Textauszug »
Wie du schon gesagt hast: Ich bin auf Nachhaltigkeit spezialisiert, und dementsprechend nehme ich natürlich auch vor allem Firmen ins Sortiment, auf, denen das auch ein Anliegen ist. Ich habe nicht so gerne Sachen von Firmen, die 100.000 verschiedene Sachen haben, und darunter gibt es zwei Qualitäten, die irgendein Öko-Label haben, oder die irgendwie regional produziert sind oder so. Sondern mir ist wichtig, dass die Firma als Ganzes auch für was steht. Was mir auch wichtig ist, weil ich das als Kundin selber immer mühsam finde, wenn man immer in Geschäften so auf das Kleingedruckte schauen muss. Wenn einem das wichtig ist. Und man dann immer schauen muss: Ja, okay, in dem Geschäft gibt es nachhaltige Sachen. Aber dann ist nur die Hälfte vom Sortiment nachhaltig. Das heißt, ich muss erst recht wieder alles lesen und recherchieren und mir selber überlegen. Das wollte ich eben [für mein Geschäft] nicht. Sondern das mache ich bei der Auswahl, und die Leute können sich darauf verlassen, dass die Sachen bei mir nachhaltig sind. Das heißt natürlich Verschiedenes. Da kommen wir vielleicht eh nachher noch mal darauf zu sprechen, was das im Detail heißt. Aber was ich auch ganz wichtig finde, weil du gefragt hast: Was kommt sicher nicht rein. Es gibt so eine Baseline [Grundlinie] an Dingen, die einfach für mich nicht gehen und die man sicherlich bei mir nicht im Geschäft finden wird. Das eine ist das große Thema Mulesing. Das ist diese sehr hässliche Praxis, Schafen ein Stück von ihrem Popo abzuschneiden, wegen einem Parasiten, der nur in Australien vorkommt. Also Tierwohl ist mir generell wichtig. Und in meinem Geschäft gibt es nur Wolle, die mulesing-frei ist. Alles andere ist für mich ein No-go. Damit will ich nicht arbeiten, damit will ich auch kein Geld verdienen.

Gabriele

Und dann könnte ich mir vorstellen, sämtliche 100 % Polyester, sogenannte “Schulwolle”. Sowas wird man wahrscheinlich auch nicht bei dir finden.

Kathi

Genau das ist ein zweiter Punkt: erdölbasierte Kunstfasern. Also Polyamid, Acryl, Nylon. Das sind auch Dinge, die es bei mir nicht gibt. Nylon lässt sich in den Sockengarnen nicht immer ganz vermeiden. Wobei es da auch schon Alternativen gibt, die es auch bei mir gibt. Aber die Sockenwolle ist das einzige, wo bei mir erdölbasierte Kunstfasern drinnen sind. Sonst sind das reine Naturfasern. Oder eben Dinge wie Viskose, das zwar eine Kunstfaser ist, aber einen natürlichen Ausgangsstoff hat.

Bereitgestelltes Material »
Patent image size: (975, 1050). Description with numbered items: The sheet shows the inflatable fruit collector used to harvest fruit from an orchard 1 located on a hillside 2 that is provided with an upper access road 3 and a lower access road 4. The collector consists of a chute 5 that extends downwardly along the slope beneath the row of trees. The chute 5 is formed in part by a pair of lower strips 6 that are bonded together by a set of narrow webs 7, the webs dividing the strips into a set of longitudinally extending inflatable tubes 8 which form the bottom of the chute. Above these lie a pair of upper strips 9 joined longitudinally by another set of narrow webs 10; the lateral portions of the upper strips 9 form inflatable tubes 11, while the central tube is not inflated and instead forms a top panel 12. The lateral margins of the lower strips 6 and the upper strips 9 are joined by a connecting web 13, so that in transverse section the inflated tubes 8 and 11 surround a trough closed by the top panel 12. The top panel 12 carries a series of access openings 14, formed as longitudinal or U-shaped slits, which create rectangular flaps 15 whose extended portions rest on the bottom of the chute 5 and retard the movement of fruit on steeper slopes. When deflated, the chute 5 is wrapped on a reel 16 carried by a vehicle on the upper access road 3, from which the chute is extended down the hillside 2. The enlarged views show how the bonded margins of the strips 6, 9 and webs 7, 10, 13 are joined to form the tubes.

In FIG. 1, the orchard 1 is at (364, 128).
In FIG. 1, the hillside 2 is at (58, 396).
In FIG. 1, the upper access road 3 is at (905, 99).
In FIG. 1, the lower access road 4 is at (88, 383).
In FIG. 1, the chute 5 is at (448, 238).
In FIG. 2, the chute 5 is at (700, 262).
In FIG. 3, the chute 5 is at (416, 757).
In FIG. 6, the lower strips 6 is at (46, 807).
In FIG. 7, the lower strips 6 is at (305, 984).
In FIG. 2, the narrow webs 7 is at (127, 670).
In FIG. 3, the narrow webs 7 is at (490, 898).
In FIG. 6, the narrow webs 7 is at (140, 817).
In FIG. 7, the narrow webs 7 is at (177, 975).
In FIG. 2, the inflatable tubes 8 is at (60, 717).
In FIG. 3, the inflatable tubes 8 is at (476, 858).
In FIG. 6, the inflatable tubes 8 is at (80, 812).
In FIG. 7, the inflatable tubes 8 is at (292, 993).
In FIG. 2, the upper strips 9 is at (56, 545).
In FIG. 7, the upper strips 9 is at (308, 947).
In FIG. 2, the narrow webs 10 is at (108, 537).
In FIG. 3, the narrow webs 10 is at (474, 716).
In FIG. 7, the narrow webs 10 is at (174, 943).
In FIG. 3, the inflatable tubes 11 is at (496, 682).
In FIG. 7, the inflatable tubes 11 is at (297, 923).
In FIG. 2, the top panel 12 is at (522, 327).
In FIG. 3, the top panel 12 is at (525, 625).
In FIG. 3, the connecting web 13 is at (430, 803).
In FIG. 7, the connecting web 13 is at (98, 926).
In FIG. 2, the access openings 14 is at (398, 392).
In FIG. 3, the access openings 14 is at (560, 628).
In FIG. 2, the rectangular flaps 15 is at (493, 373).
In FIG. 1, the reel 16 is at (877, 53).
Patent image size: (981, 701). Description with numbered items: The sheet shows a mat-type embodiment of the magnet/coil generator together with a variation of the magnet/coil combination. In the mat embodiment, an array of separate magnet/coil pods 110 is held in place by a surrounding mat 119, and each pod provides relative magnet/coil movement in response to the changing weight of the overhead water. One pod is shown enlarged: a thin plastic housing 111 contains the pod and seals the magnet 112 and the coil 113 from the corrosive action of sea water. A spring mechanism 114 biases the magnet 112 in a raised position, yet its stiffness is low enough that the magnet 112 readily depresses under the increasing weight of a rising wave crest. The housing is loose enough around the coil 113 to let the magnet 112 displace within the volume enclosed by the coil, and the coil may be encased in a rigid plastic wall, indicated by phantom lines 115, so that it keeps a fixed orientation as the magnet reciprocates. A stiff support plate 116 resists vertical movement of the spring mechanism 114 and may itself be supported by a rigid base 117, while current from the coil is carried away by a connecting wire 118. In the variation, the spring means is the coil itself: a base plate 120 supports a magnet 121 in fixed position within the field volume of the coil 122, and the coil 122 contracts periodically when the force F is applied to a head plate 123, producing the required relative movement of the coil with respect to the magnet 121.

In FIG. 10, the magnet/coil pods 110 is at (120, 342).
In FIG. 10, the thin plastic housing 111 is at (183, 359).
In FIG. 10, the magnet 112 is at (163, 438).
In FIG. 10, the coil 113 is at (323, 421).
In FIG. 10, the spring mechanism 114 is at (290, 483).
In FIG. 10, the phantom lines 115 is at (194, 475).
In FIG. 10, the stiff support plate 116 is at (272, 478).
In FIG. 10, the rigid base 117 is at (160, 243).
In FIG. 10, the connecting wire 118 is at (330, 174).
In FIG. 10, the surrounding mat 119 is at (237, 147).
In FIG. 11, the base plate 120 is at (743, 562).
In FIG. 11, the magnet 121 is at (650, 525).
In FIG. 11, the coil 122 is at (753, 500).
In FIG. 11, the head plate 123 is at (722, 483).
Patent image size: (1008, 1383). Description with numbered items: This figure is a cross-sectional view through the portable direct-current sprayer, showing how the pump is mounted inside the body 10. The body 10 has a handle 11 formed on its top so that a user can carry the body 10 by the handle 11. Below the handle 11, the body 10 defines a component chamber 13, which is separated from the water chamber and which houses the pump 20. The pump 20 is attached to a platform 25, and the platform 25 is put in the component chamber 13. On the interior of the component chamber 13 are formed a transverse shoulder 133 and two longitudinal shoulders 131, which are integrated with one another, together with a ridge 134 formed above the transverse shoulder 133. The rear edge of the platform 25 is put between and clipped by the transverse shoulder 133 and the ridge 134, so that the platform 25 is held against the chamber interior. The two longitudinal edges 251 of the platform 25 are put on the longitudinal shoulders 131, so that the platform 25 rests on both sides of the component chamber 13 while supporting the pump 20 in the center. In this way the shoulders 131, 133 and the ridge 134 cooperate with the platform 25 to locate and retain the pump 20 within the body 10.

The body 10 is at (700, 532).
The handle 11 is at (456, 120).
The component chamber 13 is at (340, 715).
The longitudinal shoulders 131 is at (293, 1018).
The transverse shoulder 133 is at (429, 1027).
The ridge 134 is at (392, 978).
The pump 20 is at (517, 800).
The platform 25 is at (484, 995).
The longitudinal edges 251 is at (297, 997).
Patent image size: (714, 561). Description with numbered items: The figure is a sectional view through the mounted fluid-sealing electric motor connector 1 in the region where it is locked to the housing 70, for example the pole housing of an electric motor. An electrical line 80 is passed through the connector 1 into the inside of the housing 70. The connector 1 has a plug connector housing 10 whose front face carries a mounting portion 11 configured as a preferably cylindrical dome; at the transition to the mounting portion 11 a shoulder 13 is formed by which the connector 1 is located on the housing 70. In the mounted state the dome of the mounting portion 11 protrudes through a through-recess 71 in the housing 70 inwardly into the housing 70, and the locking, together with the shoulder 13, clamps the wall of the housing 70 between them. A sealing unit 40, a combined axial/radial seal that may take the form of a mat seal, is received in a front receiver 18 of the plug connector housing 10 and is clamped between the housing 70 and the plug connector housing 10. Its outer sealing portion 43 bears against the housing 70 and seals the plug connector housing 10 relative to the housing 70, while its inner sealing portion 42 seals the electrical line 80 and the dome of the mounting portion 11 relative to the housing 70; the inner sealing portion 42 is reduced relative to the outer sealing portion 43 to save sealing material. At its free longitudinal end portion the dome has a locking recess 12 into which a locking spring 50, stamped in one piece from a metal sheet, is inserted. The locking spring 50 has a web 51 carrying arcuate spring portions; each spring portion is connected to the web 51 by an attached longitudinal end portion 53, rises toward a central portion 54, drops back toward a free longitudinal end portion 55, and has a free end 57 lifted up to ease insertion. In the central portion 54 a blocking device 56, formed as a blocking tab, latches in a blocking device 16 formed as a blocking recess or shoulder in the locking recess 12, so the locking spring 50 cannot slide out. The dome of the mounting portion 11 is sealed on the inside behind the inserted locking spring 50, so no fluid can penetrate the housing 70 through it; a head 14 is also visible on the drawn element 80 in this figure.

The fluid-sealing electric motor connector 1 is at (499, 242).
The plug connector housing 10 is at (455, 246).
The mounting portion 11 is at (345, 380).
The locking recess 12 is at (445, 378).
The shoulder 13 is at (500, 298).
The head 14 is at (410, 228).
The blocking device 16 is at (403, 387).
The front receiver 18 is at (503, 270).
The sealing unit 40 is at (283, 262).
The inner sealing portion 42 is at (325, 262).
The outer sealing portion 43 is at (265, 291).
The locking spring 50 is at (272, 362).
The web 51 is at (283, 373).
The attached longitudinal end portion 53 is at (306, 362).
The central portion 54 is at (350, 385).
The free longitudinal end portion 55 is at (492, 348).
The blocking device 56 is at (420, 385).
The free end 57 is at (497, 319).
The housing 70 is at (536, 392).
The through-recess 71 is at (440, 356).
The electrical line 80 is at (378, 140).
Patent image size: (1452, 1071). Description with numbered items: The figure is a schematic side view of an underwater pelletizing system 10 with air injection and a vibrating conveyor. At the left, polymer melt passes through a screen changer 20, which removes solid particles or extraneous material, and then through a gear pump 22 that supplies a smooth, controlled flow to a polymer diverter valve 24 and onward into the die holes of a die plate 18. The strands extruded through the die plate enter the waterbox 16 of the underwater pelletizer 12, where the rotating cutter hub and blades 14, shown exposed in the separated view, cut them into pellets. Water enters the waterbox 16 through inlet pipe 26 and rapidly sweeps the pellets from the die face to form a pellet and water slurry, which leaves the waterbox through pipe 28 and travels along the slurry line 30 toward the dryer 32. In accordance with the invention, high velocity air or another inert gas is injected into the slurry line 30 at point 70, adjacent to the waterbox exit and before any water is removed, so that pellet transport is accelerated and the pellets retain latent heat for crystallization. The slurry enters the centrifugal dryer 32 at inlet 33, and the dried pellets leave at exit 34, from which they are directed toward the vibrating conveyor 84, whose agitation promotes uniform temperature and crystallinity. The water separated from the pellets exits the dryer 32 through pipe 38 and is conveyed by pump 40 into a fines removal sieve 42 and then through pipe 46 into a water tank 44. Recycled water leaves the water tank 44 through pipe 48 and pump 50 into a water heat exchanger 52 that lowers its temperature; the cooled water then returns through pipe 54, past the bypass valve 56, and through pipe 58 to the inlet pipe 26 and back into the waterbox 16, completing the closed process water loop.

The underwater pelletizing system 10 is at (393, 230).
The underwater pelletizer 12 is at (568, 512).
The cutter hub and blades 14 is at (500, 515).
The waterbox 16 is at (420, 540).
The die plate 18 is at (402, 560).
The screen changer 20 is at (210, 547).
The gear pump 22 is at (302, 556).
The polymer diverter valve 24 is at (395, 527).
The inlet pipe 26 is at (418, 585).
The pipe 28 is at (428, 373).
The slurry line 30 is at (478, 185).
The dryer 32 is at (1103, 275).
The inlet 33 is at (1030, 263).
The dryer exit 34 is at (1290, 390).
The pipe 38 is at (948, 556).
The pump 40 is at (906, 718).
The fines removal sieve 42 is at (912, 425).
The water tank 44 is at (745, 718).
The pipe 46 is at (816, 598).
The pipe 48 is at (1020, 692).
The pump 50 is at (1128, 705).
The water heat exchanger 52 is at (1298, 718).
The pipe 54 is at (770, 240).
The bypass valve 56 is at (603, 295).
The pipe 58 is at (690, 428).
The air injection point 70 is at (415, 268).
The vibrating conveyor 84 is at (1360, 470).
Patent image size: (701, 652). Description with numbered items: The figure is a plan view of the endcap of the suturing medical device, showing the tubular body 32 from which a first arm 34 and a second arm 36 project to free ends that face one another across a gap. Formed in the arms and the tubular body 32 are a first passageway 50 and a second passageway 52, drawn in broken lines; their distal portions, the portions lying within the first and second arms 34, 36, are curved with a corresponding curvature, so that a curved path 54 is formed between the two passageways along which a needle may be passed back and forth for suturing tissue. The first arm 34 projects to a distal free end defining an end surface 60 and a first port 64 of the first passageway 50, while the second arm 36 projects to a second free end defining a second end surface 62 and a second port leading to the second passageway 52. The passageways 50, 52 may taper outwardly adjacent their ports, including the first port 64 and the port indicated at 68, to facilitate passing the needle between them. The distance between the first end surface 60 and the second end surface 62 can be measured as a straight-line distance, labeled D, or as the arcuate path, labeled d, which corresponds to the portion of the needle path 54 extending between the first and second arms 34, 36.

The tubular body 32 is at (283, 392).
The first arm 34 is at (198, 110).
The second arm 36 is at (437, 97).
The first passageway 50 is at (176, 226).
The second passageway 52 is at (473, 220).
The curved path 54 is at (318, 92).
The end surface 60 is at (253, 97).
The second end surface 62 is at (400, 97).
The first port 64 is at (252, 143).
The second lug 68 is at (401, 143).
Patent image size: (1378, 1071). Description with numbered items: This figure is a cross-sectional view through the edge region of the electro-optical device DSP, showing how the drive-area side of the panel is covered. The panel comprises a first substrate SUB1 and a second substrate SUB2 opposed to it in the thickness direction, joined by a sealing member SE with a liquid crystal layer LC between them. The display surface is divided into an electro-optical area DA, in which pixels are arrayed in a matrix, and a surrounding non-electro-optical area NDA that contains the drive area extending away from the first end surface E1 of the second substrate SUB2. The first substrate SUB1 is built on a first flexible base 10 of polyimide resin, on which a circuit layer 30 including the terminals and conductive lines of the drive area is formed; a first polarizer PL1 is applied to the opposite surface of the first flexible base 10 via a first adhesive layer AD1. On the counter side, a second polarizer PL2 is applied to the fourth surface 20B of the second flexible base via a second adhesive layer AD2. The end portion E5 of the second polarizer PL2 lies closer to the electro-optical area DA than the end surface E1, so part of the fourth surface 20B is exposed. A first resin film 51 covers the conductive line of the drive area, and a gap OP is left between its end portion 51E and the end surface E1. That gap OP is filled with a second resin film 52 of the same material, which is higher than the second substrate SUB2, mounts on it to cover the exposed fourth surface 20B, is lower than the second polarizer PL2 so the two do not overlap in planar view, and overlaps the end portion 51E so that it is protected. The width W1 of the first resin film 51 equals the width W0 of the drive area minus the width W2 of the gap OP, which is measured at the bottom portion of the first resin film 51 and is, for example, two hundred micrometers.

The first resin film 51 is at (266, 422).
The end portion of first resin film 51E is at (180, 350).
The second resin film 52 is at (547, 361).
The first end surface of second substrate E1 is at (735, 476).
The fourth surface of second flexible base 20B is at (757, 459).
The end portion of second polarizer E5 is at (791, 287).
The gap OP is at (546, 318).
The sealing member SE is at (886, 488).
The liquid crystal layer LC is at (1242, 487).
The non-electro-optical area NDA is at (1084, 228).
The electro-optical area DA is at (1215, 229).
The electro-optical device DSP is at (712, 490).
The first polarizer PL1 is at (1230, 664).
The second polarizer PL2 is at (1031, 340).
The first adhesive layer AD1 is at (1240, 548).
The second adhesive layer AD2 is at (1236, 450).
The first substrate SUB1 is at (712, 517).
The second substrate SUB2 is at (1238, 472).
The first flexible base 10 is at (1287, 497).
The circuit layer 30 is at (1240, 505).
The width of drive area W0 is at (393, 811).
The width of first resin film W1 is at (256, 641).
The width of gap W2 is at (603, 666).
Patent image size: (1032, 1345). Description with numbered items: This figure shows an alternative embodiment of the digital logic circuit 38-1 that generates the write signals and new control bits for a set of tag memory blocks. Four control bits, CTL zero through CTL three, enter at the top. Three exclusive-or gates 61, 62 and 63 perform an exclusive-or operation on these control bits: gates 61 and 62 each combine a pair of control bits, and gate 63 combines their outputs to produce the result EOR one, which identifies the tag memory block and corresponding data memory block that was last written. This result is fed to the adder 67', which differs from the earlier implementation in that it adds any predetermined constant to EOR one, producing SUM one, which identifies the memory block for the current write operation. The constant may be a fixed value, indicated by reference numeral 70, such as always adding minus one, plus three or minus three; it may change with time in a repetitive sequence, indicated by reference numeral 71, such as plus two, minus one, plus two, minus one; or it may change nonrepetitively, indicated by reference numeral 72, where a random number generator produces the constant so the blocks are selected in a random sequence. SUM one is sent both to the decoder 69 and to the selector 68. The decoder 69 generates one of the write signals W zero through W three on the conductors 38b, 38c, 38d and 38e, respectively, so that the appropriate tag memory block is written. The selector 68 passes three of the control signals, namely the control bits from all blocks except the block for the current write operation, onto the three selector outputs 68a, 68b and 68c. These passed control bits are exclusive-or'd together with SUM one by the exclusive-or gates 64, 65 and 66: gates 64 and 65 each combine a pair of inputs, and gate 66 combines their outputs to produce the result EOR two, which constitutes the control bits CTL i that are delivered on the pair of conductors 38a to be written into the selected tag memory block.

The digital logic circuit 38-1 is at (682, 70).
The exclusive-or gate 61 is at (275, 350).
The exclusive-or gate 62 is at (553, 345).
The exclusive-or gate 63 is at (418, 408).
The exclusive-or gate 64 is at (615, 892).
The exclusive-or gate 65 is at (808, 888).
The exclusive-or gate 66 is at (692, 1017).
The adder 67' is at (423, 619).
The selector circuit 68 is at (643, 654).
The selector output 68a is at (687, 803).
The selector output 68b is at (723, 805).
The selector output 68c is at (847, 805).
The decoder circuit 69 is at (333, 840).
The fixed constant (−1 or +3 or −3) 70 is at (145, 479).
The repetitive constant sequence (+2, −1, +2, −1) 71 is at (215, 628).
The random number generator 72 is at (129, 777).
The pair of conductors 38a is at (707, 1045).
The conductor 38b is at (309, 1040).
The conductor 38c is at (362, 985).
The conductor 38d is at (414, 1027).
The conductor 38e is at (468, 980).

Pflichtaufgabe A » Gib einen Abschnitt aus dem Gespräch über nachhaltige Wolle wortgetreu wieder. Beginne bei den Worten „Genau das ist“ und höre nach „natürlichen Ausgangsstoff hat.“ auf.
Pflichtaufgabe B » In welchem Garn lässt sich Nylon laut dem Gespräch über nachhaltige Wolle nicht immer ganz vermeiden?
Pflichtaufgabe C » Führe das Gespräch über nachhaltige Wolle im Anschluss an seinen letzten Satz weiter.

Übungsergebnis A »
Genau das ist ein zweiter Punkt: erdölbasierte Kunstfasern. Also Polyamid, Acryl, Nylon. Das sind auch Dinge, die es bei mir nicht gibt. Nylon lässt sich in den Sockengarnen nicht immer ganz vermeiden. Wobei es da auch schon Alternativen gibt, die es auch bei mir gibt. Aber die Sockenwolle ist das einzige, wo bei mir erdölbasierte Kunstfasern drinnen sind. Sonst sind das reine Naturfasern. Oder eben Dinge wie Viskose, das zwar eine Kunstfaser ist, aber einen natürlichen Ausgangsstoff hat.

Übungsergebnis B » In den Sockengarnen.

Übungsergebnis C »
Gabriele

Vielleicht für diejenigen unter den Hörerinnen, die nicht unbedingt stricken. Es gibt ja auch welche, die weben oder nähen usw. Die Kunstfaser-Beimischung bei der Sockenwolle macht eine längere Haltbarkeit. Die soll bewirken, dass die Socken weniger schnell durchwetzen und weniger schnell Löcher kriegen. Dafür ist diese Beimischung.

Kathi

Genau. Da gibt es aber mittlerweile auch schon Firmen, die sich um Alternativen bemühen. Also entweder alternative Faserbeimischungen, zum Beispiel Ramie, das ist eine Nesselfaser, die sehr strapazierfähig ist. Oder Leinen, das auch sehr reißfest ist. Oder Mohair ist auch sehr reißfest, Also das wären Alternativfasern, oder man lässt es ganz weg. Es gibt auch ein reines Sockengarn, das einfach nur stärker verzwirnt ist. Damit ist die Wolle auch strapazierfähiger. Also es muss nicht immer Nylon drinnen sein, aber es ist einfach in Sockenwolle oft drinnen.

Gabriele

Und auch die Wolle von bestimmten Schafrassen, die einfach im Grunde robuster ist, vielleicht dann ein bisschen kratziger. Führst du solche Wolle auch?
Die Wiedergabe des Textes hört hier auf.